## WHAT YOU SHOULD DO
Each entry should be quoted word for word, including every mark of punctuation.

## Dataset records
-- start --
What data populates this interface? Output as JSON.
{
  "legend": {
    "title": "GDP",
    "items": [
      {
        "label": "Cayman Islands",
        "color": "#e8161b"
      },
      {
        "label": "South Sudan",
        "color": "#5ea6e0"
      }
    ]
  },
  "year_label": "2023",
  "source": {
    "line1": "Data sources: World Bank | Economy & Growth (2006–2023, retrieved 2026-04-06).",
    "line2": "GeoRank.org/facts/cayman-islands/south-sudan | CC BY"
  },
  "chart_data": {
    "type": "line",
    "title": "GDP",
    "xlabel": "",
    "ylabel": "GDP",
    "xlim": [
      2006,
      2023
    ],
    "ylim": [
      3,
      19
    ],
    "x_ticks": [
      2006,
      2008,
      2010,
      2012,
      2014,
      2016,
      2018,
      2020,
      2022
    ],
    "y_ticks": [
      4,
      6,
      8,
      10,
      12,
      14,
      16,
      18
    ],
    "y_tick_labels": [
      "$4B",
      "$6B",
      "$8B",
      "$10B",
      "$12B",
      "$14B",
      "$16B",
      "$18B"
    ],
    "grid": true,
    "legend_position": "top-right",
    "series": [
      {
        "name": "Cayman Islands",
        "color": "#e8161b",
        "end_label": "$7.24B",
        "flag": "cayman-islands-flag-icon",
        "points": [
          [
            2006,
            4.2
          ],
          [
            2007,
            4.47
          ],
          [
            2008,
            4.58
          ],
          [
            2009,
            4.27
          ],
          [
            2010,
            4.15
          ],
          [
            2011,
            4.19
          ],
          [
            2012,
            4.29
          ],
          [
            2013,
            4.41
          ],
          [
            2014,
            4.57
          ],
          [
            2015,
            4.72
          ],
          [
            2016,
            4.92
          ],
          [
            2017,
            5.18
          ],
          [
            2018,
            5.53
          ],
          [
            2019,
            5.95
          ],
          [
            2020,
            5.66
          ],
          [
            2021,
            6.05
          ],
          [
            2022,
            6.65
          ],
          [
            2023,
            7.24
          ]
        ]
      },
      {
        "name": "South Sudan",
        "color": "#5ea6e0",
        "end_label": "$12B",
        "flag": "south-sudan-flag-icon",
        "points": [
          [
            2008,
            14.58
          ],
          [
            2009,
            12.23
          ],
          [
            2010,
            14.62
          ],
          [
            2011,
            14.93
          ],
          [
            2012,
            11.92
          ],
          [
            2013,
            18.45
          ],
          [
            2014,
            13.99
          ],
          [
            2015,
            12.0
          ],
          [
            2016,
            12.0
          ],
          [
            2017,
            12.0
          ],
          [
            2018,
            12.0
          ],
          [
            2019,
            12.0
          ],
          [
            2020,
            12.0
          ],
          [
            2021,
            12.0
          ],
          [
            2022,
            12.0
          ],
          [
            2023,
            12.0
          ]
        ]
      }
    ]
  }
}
-- end --
## SOLUTION FOR THIS PROBLEM
What data populates this interface? Output as JSON.
{
  "legend": {
    "title": "GDP",
    "items": [
      {
        "label": "Cayman Islands",
        "color": "#e8161b"
      },
      {
        "label": "South Sudan",
        "color": "#5ea6e0"
      }
    ]
  },
  "year_label": "2023",
  "source": {
    "line1": "Data sources: World Bank | Economy & Growth (2006–2023, retrieved 2026-04-06).",
    "line2": "GeoRank.org/facts/cayman-islands/south-sudan | CC BY"
  },
  "chart_data": {
    "type": "line",
    "title": "GDP",
    "xlabel": "",
    "ylabel": "GDP",
    "xlim": [
      2006,
      2023
    ],
    "ylim": [
      3,
      19
    ],
    "x_ticks": [
      2006,
      2008,
      2010,
      2012,
      2014,
      2016,
      2018,
      2020,
      2022
    ],
    "y_ticks": [
      4,
      6,
      8,
      10,
      12,
      14,
      16,
      18
    ],
    "y_tick_labels": [
      "$4B",
      "$6B",
      "$8B",
      "$10B",
      "$12B",
      "$14B",
      "$16B",
      "$18B"
    ],
    "grid": true,
    "legend_position": "top-right",
    "series": [
      {
        "name": "Cayman Islands",
        "color": "#e8161b",
        "end_label": "$7.24B",
        "flag": "cayman-islands-flag-icon",
        "points": [
          [
            2006,
            4.2
          ],
          [
            2007,
            4.47
          ],
          [
            2008,
            4.58
          ],
          [
            2009,
            4.27
          ],
          [
            2010,
            4.15
          ],
          [
            2011,
            4.19
          ],
          [
            2012,
            4.29
          ],
          [
            2013,
            4.41
          ],
          [
            2014,
            4.57
          ],
          [
            2015,
            4.72
          ],
          [
            2016,
            4.92
          ],
          [
            2017,
            5.18
          ],
          [
            2018,
            5.53
          ],
          [
            2019,
            5.95
          ],
          [
            2020,
            5.66
          ],
          [
            2021,
            6.05
          ],
          [
            2022,
            6.65
          ],
          [
            2023,
            7.24
          ]
        ]
      },
      {
        "name": "South Sudan",
        "color": "#5ea6e0",
        "end_label": "$12B",
        "flag": "south-sudan-flag-icon",
        "points": [
          [
            2008,
            14.58
          ],
          [
            2009,
            12.23
          ],
          [
            2010,
            14.62
          ],
          [
            2011,
            14.93
          ],
          [
            2012,
            11.92
          ],
          [
            2013,
            18.45
          ],
          [
            2014,
            13.99
          ],
          [
            2015,
            12.0
          ],
          [
            2016,
            12.0
          ],
          [
            2017,
            12.0
          ],
          [
            2018,
            12.0
          ],
          [
            2019,
            12.0
          ],
          [
            2020,
            12.0
          ],
          [
            2021,
            12.0
          ],
          [
            2022,
            12.0
          ],
          [
            2023,
            12.0
          ]
        ]
      }
    ]
  }
}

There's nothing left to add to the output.